--- Start Data rows ---

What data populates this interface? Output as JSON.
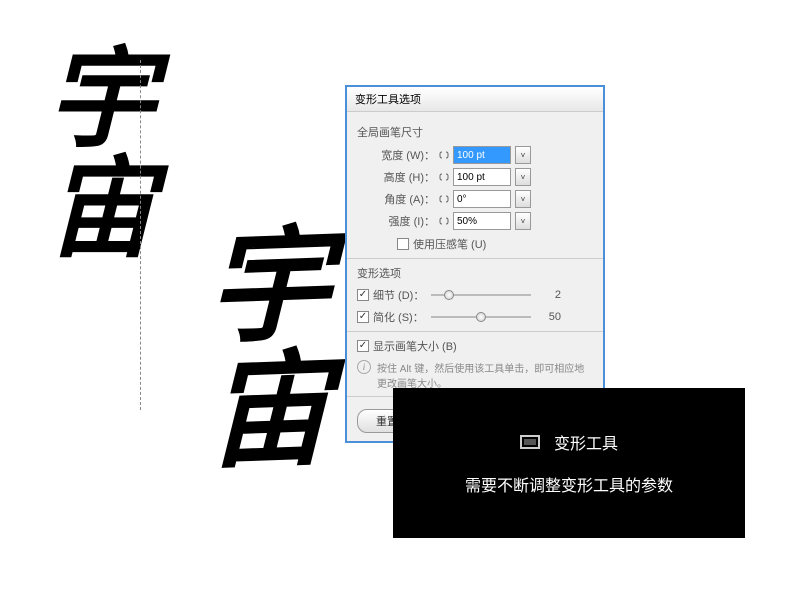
{
  "calligraphy": {
    "text_left": "宇宙",
    "text_right": "宇宙"
  },
  "dialog": {
    "title": "变形工具选项",
    "brush_section": "全局画笔尺寸",
    "width_label": "宽度 (W)：",
    "width_value": "100 pt",
    "height_label": "高度 (H)：",
    "height_value": "100 pt",
    "angle_label": "角度 (A)：",
    "angle_value": "0°",
    "intensity_label": "强度 (I)：",
    "intensity_value": "50%",
    "pressure_label": "使用压感笔 (U)",
    "warp_section": "变形选项",
    "detail_label": "细节 (D)：",
    "detail_value": "2",
    "simplify_label": "简化 (S)：",
    "simplify_value": "50",
    "show_size_label": "显示画笔大小 (B)",
    "info_text": "按住 Alt 键，然后使用该工具单击，即可相应地更改画笔大小。",
    "reset_label": "重置"
  },
  "tooltip": {
    "title": "变形工具",
    "desc": "需要不断调整变形工具的参数"
  }
}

--- End Data rows ---

Set problem. Transcribe all of the records above character for character. Exclude the pictures.

Answer to the exercise.
What data populates this interface? Output as JSON.
{
  "calligraphy": {
    "text_left": "宇宙",
    "text_right": "宇宙"
  },
  "dialog": {
    "title": "变形工具选项",
    "brush_section": "全局画笔尺寸",
    "width_label": "宽度 (W)：",
    "width_value": "100 pt",
    "height_label": "高度 (H)：",
    "height_value": "100 pt",
    "angle_label": "角度 (A)：",
    "angle_value": "0°",
    "intensity_label": "强度 (I)：",
    "intensity_value": "50%",
    "pressure_label": "使用压感笔 (U)",
    "warp_section": "变形选项",
    "detail_label": "细节 (D)：",
    "detail_value": "2",
    "simplify_label": "简化 (S)：",
    "simplify_value": "50",
    "show_size_label": "显示画笔大小 (B)",
    "info_text": "按住 Alt 键，然后使用该工具单击，即可相应地更改画笔大小。",
    "reset_label": "重置"
  },
  "tooltip": {
    "title": "变形工具",
    "desc": "需要不断调整变形工具的参数"
  }
}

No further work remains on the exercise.